**Given exercise**.
Select all lines in the records that include "TEXTILE".

##### Data for this exercise

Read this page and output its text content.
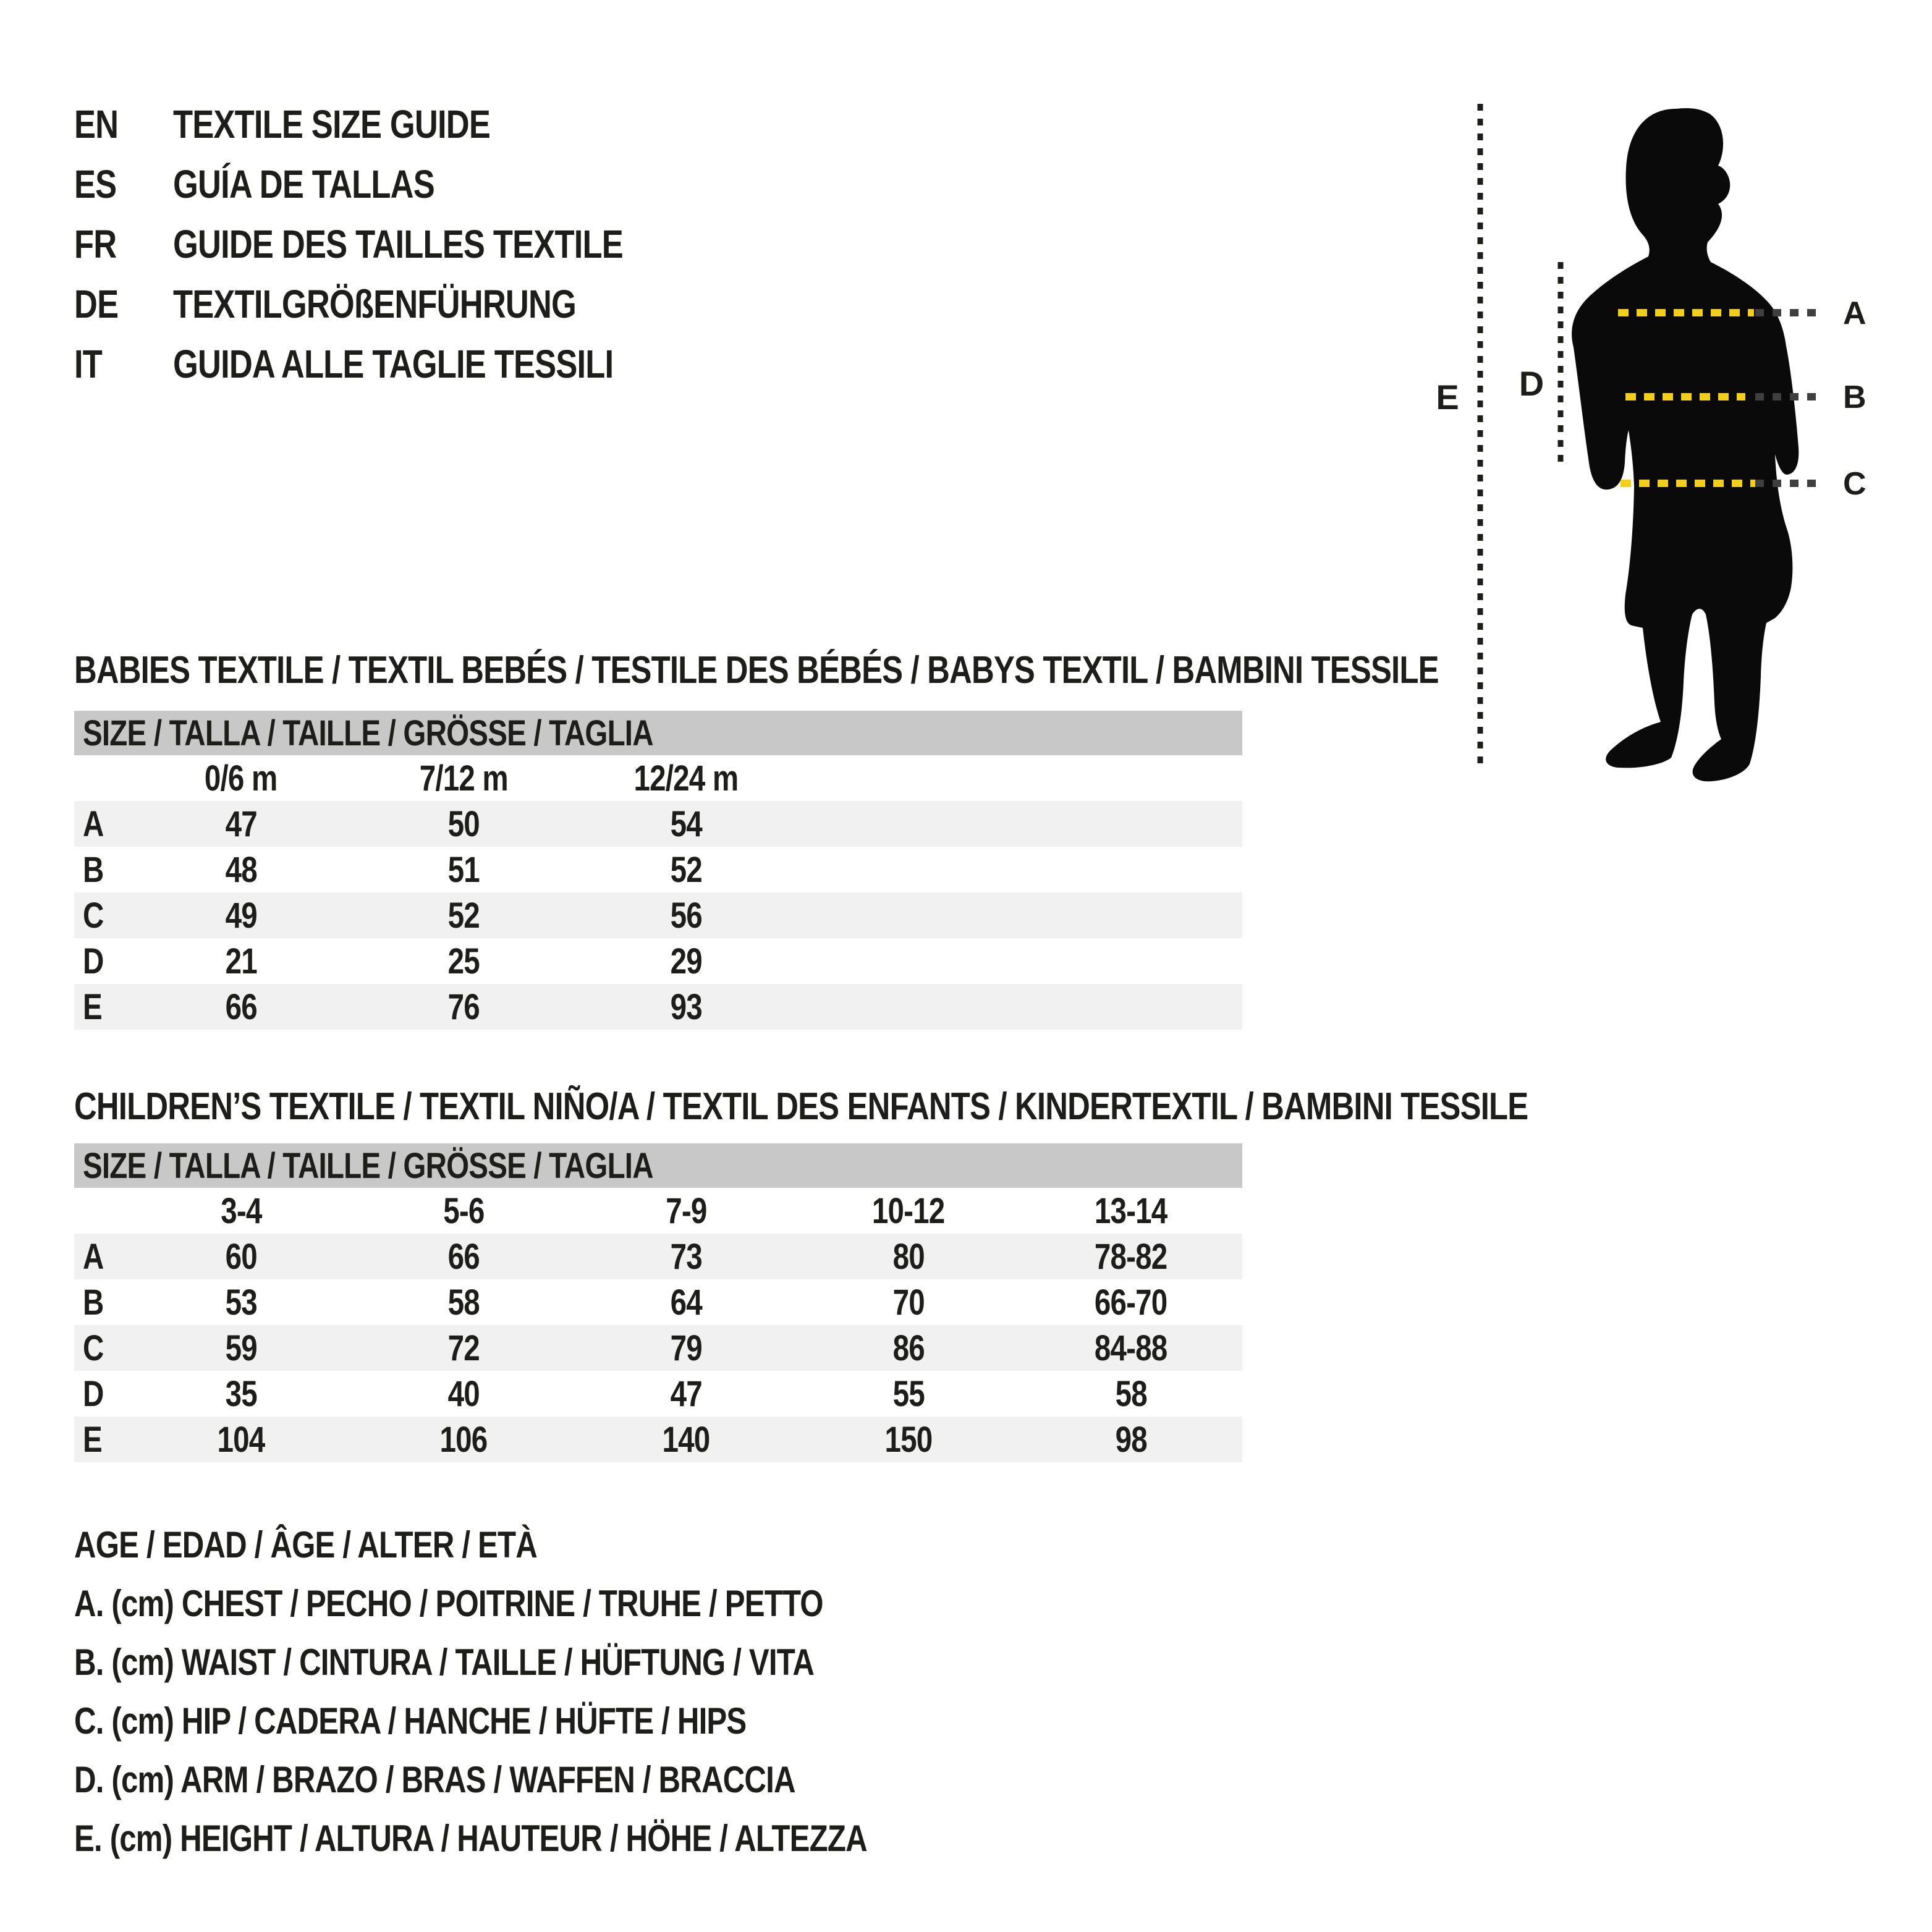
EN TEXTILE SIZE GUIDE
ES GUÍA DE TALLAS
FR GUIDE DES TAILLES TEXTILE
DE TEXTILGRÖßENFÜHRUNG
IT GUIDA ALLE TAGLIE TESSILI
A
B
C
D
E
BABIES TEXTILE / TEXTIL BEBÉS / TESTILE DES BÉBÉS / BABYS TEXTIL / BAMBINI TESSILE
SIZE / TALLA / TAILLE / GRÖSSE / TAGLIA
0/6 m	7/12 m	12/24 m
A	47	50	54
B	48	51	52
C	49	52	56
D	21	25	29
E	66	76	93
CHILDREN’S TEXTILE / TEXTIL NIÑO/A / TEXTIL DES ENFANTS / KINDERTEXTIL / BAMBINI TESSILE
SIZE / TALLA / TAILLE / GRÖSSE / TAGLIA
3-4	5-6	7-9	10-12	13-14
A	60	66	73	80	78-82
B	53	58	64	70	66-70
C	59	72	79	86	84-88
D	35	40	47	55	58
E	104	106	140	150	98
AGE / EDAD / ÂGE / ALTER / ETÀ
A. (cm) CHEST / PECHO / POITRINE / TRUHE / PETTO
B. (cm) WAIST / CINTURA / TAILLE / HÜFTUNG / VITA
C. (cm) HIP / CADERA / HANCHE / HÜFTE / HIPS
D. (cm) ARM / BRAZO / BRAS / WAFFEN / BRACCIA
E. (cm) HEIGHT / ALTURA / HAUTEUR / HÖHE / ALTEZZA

##########
##### Data for this exercise

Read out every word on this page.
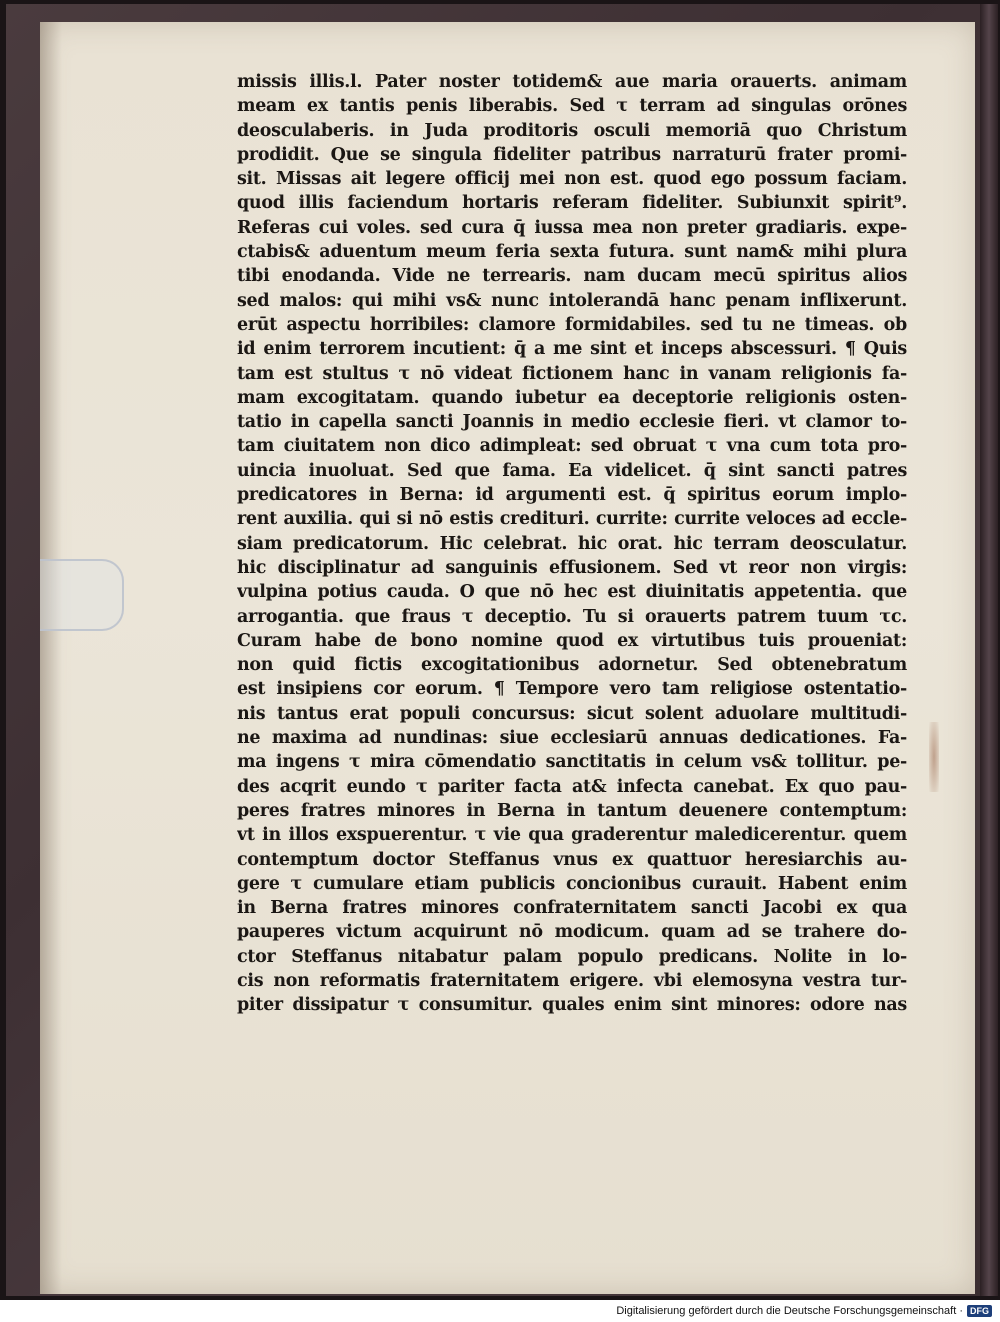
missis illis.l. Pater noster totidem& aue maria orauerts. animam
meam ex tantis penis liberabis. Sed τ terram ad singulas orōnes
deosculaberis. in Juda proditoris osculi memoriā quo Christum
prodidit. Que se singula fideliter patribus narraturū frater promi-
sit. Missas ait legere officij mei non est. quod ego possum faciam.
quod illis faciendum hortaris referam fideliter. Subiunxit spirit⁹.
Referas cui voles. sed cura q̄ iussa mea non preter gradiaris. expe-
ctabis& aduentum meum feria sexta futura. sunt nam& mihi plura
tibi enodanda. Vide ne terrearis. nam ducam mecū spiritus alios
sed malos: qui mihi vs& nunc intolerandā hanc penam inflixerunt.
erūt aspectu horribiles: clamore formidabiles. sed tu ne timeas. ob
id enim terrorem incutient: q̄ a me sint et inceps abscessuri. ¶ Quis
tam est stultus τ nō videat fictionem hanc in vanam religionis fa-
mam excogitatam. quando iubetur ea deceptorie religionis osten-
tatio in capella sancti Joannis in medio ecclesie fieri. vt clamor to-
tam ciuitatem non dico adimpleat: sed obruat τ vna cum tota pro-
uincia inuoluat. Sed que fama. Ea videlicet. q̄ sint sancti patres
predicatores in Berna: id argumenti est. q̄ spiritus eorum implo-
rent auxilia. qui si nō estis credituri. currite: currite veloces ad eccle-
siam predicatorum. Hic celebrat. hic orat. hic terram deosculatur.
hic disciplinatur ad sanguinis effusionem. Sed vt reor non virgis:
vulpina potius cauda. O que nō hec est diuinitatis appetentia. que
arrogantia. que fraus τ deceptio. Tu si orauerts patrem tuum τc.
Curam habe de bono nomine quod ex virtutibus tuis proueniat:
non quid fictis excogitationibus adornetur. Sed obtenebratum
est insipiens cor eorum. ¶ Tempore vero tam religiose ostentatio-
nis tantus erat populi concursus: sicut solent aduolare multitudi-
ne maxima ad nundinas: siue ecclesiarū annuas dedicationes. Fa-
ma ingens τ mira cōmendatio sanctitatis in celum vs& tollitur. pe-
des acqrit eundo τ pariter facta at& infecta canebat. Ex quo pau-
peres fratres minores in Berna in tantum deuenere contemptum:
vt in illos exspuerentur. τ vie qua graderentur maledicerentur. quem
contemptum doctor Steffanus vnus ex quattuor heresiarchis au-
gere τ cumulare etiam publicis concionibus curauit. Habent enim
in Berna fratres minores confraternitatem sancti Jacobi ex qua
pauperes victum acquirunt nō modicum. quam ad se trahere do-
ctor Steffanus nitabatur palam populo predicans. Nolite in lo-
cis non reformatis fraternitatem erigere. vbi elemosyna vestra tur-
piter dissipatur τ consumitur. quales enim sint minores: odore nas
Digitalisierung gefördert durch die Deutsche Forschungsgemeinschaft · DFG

##########

**Response to this exercise**.
EN TEXTILE SIZE GUIDE
FR GUIDE DES TAILLES TEXTILE
BABIES TEXTILE / TEXTIL BEBÉS / TESTILE DES BÉBÉS / BABYS TEXTIL / BAMBINI TESSILE
CHILDREN’S TEXTILE / TEXTIL NIÑO/A / TEXTIL DES ENFANTS / KINDERTEXTIL / BAMBINI TESSILE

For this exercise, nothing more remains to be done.